## start Exercise material
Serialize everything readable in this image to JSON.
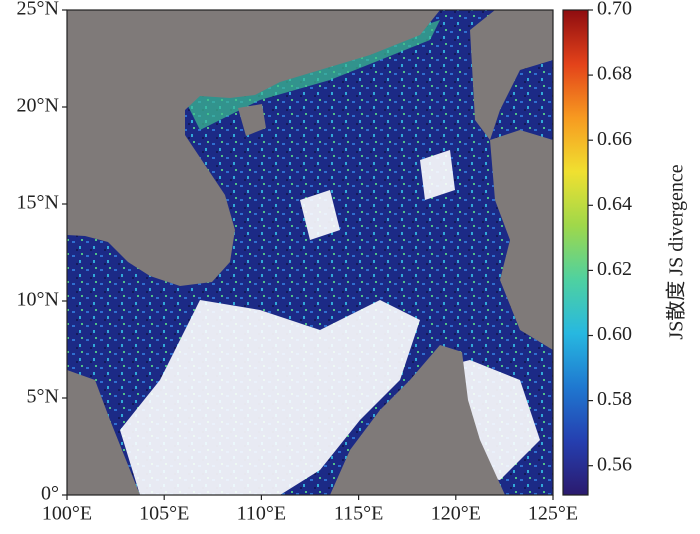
{
  "chart_data": {
    "type": "map",
    "xlim": [
      100,
      125
    ],
    "ylim": [
      0,
      25
    ],
    "xticks": [
      {
        "value": 100,
        "label": "100°E"
      },
      {
        "value": 105,
        "label": "105°E"
      },
      {
        "value": 110,
        "label": "110°E"
      },
      {
        "value": 115,
        "label": "115°E"
      },
      {
        "value": 120,
        "label": "120°E"
      },
      {
        "value": 125,
        "label": "125°E"
      }
    ],
    "yticks": [
      {
        "value": 0,
        "label": "0°"
      },
      {
        "value": 5,
        "label": "5°N"
      },
      {
        "value": 10,
        "label": "10°N"
      },
      {
        "value": 15,
        "label": "15°N"
      },
      {
        "value": 20,
        "label": "20°N"
      },
      {
        "value": 25,
        "label": "25°N"
      }
    ],
    "colorbar": {
      "label": "JS散度 JS divergence",
      "lim": [
        0.551,
        0.7
      ],
      "ticks": [
        0.56,
        0.58,
        {
          "value": 0.6,
          "label": "0.60"
        },
        0.62,
        0.64,
        0.66,
        0.68,
        {
          "value": 0.7,
          "label": "0.70"
        }
      ],
      "colormap": [
        "#2b1a6e",
        "#253fb0",
        "#1f78d0",
        "#27b8e0",
        "#4fd1a0",
        "#9fd84a",
        "#f0e030",
        "#f79a20",
        "#e3421a",
        "#8e0c10"
      ]
    }
  }
}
## end Exercise material
The task
Leave the images out, please, and restate each line word for word.

Task response
Serialize everything readable in this image to JSON.
{
  "chart_data": {
    "type": "map",
    "xlim": [
      100,
      125
    ],
    "ylim": [
      0,
      25
    ],
    "xticks": [
      {
        "value": 100,
        "label": "100°E"
      },
      {
        "value": 105,
        "label": "105°E"
      },
      {
        "value": 110,
        "label": "110°E"
      },
      {
        "value": 115,
        "label": "115°E"
      },
      {
        "value": 120,
        "label": "120°E"
      },
      {
        "value": 125,
        "label": "125°E"
      }
    ],
    "yticks": [
      {
        "value": 0,
        "label": "0°"
      },
      {
        "value": 5,
        "label": "5°N"
      },
      {
        "value": 10,
        "label": "10°N"
      },
      {
        "value": 15,
        "label": "15°N"
      },
      {
        "value": 20,
        "label": "20°N"
      },
      {
        "value": 25,
        "label": "25°N"
      }
    ],
    "colorbar": {
      "label": "JS散度 JS divergence",
      "lim": [
        0.551,
        0.7
      ],
      "ticks": [
        0.56,
        0.58,
        {
          "value": 0.6,
          "label": "0.60"
        },
        0.62,
        0.64,
        0.66,
        0.68,
        {
          "value": 0.7,
          "label": "0.70"
        }
      ],
      "colormap": [
        "#2b1a6e",
        "#253fb0",
        "#1f78d0",
        "#27b8e0",
        "#4fd1a0",
        "#9fd84a",
        "#f0e030",
        "#f79a20",
        "#e3421a",
        "#8e0c10"
      ]
    }
  }
}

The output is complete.